ЗАДАНИЯ:
• 1. Какую главу отзыв о диссертации называет одним из наиболее удачных элементов работы?
• 2. Перепишите без изменений часть отзыва о диссертации, которая открывается словами «Как уже было» и завершается словами «эту тему углубленнее.».
• 3. Напишите продолжение отзыва о диссертации, начиная сразу после его последнего предложения.

ФРАГМЕНТ ТЕКСТА:
______________________________

Отмечая как особенность нового Царскосельского сада (стр. 366) отсутствие в нем партеров, следовало бы объяснить это обстоятельство удаленностью от дворца, ибо партеры имеют смысл, главным образом, при рассматривании их сверху, т.е. когда имеются условия для восприятия всего рисунка в целом.
В заключении ко II части на стр. 424 диссертант, сравнивая ансамбли Петергофа и Царского села, сад Меншикова на Васильевском острове и сад при Киевском дворце, сад Апраксина и сад Бахартова дома, не учитывает, что разница между сравниваемыми объектами вызывается не только изменениями регулярного стиля к середине XVIII века, но и естественными условиями участков. Поэтому приводимые сравнения следует считать не совсем законченными.
Как уже было указано ранее, глава I третьей части об «Общих композиционных приемах» является одним из наиболее удачных элементов работы. Остается лишь пожалеть, что автор отвел ей сравнительно мало места и не развил эту тему углубленнее.
В разделе о значении самобытных приемов русского паркостроения для советского зеленого строительства (стр. 483) автор говорит, что Московский парк Победы «лишенный хороших природных факторов, ни когда не сможет вызвать такого впечатления, какое производит Приморский парк Победы» и что «Мы имеем возможность свободного выбора территории для садов и парков». Такая установка не совсем приемлема для Советского паркостроения. Не отрицая огромного значения природных условий, следует, все же, уметь использовать в совершенстве любые топографические обстоятельства, так как положение районных парков не может быть произвольным. С другой стороны, возможности советской техники позволяют там, где это требуется, в достаточной мере изменять природные условия, создавая и рельеф, и водные пространства и т.п.
К недостаткам общего характера следует отнести перегруженность основного текста диссертации цитатами, которые без ущерба для ясности изложения могли бы быть помещены в томе приложений; отсутствие ссылок в тексте на иллюстрации, что чрезвычайно затрудняет чтение работы; отсутствие в перечне иллюстраций указаний на архивные фонды. Желательно было бы к фотокопиям планов дать более ясные экспликации.

______________________________

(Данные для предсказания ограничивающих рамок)
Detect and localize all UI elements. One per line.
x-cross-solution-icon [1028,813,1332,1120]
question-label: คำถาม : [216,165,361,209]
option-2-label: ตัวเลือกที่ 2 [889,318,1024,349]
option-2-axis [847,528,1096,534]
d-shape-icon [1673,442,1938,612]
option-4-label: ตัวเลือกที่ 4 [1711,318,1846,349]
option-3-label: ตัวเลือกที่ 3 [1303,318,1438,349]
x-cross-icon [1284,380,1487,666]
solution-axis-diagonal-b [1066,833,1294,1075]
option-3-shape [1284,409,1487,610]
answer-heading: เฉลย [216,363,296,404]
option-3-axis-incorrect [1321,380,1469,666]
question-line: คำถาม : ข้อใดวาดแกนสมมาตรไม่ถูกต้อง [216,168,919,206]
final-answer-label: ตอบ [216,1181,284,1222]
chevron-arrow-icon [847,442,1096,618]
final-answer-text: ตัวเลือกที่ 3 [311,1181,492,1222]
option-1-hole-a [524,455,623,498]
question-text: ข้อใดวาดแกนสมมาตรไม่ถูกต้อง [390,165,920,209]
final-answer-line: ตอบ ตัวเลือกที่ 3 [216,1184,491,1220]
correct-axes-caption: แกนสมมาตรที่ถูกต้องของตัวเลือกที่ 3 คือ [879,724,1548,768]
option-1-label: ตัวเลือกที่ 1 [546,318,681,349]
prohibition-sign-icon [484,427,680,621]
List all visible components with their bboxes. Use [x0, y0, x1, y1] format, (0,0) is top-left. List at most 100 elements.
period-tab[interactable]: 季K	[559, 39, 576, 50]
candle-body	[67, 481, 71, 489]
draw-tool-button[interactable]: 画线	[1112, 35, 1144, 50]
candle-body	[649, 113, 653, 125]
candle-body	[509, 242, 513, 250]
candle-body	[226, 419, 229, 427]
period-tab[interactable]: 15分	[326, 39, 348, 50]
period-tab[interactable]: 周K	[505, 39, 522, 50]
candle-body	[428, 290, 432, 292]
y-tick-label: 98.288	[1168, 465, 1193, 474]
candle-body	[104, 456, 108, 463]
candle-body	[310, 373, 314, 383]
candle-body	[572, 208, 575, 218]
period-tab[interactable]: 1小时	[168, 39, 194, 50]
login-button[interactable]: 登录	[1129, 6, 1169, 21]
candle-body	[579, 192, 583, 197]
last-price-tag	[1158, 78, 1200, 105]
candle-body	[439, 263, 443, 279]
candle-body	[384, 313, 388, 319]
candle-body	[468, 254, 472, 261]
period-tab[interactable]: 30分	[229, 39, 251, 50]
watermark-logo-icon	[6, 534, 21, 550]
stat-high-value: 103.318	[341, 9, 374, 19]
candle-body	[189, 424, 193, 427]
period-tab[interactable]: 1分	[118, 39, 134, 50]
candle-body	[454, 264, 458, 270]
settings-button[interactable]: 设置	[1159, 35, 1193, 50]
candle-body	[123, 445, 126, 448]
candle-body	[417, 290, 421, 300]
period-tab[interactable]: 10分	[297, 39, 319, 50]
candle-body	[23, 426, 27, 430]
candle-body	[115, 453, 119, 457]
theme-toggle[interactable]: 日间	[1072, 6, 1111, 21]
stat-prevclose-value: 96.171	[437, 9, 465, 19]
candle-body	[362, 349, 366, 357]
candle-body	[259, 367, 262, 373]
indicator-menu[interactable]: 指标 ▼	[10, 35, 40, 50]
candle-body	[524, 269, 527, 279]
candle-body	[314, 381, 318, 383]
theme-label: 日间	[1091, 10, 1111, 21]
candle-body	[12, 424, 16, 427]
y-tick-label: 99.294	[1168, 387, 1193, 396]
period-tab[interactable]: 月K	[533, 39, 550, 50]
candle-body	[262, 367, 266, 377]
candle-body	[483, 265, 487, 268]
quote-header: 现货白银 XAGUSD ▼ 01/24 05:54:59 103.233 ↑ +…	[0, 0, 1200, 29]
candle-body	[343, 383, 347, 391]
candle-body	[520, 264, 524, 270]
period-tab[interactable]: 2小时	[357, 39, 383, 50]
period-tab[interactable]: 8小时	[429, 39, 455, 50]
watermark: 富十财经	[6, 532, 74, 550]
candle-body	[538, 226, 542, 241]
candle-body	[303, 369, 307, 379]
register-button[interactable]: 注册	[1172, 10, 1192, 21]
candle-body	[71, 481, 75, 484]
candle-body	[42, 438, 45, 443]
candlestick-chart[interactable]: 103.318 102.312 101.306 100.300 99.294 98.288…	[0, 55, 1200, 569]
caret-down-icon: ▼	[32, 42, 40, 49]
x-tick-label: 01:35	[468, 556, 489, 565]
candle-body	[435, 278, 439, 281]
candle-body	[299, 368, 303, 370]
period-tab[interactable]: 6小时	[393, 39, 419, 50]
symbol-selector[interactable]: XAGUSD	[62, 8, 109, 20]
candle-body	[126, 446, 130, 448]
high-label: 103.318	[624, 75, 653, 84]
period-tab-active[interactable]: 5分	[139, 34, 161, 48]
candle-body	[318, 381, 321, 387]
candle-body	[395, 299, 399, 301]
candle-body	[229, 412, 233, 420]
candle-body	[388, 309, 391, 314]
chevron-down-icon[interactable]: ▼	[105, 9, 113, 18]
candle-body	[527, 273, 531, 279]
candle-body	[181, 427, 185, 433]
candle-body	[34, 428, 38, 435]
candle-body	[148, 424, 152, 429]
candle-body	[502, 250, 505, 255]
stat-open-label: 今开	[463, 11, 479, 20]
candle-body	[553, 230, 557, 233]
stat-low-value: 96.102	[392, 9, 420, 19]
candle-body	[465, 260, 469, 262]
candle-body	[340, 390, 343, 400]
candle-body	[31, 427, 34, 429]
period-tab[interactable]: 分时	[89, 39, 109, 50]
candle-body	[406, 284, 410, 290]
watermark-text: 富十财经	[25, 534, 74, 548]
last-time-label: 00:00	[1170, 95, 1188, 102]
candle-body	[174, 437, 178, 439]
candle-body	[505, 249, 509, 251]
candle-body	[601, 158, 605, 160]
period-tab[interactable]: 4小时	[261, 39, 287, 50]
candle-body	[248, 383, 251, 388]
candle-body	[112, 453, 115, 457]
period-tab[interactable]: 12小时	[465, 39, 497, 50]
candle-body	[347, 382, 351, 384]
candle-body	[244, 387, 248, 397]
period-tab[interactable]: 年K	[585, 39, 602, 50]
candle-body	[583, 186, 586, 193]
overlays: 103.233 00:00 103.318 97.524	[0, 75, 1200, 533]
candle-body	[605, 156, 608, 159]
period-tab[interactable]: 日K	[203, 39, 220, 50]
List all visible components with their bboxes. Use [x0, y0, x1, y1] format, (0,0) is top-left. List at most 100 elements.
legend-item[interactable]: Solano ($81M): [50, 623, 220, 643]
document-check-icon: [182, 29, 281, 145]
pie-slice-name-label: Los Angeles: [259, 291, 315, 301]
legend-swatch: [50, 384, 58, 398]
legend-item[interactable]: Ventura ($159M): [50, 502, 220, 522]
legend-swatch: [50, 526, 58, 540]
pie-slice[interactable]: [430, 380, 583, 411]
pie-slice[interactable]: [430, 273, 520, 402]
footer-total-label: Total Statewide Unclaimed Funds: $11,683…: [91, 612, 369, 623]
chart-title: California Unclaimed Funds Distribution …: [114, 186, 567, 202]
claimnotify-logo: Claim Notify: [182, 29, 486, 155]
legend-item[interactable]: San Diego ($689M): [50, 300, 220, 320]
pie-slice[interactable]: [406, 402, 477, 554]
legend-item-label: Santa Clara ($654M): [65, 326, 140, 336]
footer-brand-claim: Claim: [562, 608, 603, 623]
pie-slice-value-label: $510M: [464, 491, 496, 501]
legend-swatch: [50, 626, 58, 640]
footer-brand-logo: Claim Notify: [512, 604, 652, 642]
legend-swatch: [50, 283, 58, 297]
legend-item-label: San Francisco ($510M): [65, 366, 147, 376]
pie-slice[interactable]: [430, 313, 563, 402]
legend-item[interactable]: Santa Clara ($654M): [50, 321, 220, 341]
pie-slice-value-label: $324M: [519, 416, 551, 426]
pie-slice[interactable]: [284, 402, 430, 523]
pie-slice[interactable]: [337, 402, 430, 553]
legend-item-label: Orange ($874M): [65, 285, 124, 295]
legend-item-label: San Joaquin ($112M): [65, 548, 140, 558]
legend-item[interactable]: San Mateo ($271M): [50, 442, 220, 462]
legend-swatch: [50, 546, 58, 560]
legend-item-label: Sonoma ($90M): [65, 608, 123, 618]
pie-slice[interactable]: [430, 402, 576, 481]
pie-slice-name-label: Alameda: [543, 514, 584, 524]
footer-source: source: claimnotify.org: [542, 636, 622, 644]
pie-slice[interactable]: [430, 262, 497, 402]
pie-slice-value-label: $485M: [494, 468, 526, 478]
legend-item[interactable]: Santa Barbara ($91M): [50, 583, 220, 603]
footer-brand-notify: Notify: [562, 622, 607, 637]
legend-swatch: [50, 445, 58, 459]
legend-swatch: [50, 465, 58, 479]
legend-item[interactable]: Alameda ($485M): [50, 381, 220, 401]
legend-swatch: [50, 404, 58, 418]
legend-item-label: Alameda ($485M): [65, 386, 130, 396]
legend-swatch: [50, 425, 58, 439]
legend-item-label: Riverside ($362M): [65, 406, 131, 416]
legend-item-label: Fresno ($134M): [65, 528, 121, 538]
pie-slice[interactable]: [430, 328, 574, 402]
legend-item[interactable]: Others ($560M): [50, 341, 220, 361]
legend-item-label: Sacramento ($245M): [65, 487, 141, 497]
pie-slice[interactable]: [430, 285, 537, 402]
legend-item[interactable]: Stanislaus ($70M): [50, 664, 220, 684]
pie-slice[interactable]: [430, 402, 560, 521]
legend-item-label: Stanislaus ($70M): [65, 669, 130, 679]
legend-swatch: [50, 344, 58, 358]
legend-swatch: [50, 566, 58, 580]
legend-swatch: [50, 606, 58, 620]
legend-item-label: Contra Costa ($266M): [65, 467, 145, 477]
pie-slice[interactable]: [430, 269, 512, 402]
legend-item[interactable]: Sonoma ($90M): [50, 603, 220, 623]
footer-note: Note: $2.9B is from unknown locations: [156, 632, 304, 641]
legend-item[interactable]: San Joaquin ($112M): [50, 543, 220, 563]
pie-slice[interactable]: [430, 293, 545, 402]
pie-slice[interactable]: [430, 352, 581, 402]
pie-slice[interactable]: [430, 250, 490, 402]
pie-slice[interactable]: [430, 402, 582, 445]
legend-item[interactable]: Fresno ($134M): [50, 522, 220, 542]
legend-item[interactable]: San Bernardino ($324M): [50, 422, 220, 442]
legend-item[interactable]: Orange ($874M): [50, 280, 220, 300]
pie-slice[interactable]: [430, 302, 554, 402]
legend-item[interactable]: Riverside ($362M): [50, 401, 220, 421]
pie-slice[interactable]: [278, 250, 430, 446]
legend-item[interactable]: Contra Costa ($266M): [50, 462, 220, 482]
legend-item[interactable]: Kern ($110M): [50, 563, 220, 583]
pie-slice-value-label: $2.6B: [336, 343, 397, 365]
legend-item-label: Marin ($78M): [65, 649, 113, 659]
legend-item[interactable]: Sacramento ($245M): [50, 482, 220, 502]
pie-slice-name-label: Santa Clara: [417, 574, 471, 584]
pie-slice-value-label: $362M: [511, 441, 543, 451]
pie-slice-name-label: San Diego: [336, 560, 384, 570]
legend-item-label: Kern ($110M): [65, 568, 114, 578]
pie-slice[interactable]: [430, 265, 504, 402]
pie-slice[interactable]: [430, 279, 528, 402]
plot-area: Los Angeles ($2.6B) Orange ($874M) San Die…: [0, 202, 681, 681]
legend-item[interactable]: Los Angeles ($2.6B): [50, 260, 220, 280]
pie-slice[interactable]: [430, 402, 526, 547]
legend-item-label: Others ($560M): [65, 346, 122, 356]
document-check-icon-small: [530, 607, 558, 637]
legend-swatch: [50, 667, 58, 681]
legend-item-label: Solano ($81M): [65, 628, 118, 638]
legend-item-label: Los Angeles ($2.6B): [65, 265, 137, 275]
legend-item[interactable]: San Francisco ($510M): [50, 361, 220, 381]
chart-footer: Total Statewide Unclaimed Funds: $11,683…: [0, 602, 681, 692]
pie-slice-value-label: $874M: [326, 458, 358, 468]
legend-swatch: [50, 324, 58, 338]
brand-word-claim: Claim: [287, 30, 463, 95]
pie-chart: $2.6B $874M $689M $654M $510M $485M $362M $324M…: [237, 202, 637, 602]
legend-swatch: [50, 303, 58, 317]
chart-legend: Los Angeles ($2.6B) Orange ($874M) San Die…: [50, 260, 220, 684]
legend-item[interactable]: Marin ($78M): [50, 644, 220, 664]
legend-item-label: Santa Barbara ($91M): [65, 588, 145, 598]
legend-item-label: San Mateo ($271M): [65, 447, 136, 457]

______________________________

ОЖИДАЕМЫЕ ОТВЕТЫ:
• 1. Главу I третьей части об «Общих композиционных приемах».

• 2.
Как уже было указано ранее, глава I третьей части об «Общих композиционных приемах» является одним из наиболее удачных элементов работы. Остается лишь пожалеть, что автор отвел ей сравнительно мало места и не развил эту тему углубленнее.

• 3.
Изложенные недостатки являются вполне понятными при новизне темы и при обилии новых материалов, которые были введены диссертантом в историю русского садово-паркового искусства. Кроме того, весьма широкая постановка вопроса о развитии садово-паркового искусства в первой половине XVIII века, включающая и характеристику памятников, и топографическую их эволюцию, и организацию садово-паркового дела, и вопросы подготовки кадров, неизбежно должно было привести к неравномерному распределению материала с преобладанием тех элементов, которые явились результатом новых исследований автора. Несомненно, что при подготовке рассмотренной работы к печати автор легко мог бы устранить отмеченные недостатки.
Принимая во внимание изложенные ранее достоинства работы, заключающиеся в самостоятельной разработке многих вопросов истории русского садово-паркового искусства, наряду с привлечением совершенно новых архивных материалов и изучением ряда памятников в натуре, следует признать диссертацию Т.Б. Дубяго самостоятельной исследовательской работой, по-новому освещающей историю русского садово-паркового искусства первой половины XVIII века. Помимо своей научной ценности диссертация Т.Б. Дубяго имеет и большое практическое значение для зеленого строительства в нашей стране.
Учитывая все сказанное о диссертации Т.Б. Дубяго, а также ее многолетний педагогический, научно-исследовательский и практический стаж, считаю вполне возможным присуждение ей искомой степени доктора архитектуры.